WHAT THE TASK REQUIRES: Tell how many lines contain the word "checked". Reply with the number only.

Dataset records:
==*==
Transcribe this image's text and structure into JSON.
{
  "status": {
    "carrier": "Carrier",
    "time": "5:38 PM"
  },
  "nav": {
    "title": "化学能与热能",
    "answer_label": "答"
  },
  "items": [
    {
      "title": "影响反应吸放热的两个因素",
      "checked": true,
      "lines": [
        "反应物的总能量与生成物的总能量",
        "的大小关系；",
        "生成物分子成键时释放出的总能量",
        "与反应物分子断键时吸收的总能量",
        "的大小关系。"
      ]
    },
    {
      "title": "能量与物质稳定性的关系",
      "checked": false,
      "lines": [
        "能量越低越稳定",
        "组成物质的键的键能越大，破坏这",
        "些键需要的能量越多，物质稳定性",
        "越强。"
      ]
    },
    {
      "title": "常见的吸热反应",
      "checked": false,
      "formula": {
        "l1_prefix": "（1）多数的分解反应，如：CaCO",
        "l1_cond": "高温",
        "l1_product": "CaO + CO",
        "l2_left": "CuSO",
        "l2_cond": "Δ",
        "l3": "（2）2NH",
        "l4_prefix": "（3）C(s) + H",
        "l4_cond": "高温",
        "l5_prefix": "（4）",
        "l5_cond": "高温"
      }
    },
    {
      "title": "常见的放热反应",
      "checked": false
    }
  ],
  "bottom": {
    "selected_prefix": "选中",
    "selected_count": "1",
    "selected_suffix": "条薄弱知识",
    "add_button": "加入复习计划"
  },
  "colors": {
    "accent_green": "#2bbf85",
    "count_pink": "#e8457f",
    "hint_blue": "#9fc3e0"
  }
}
==*==
COMPLETED EXERCISE: 4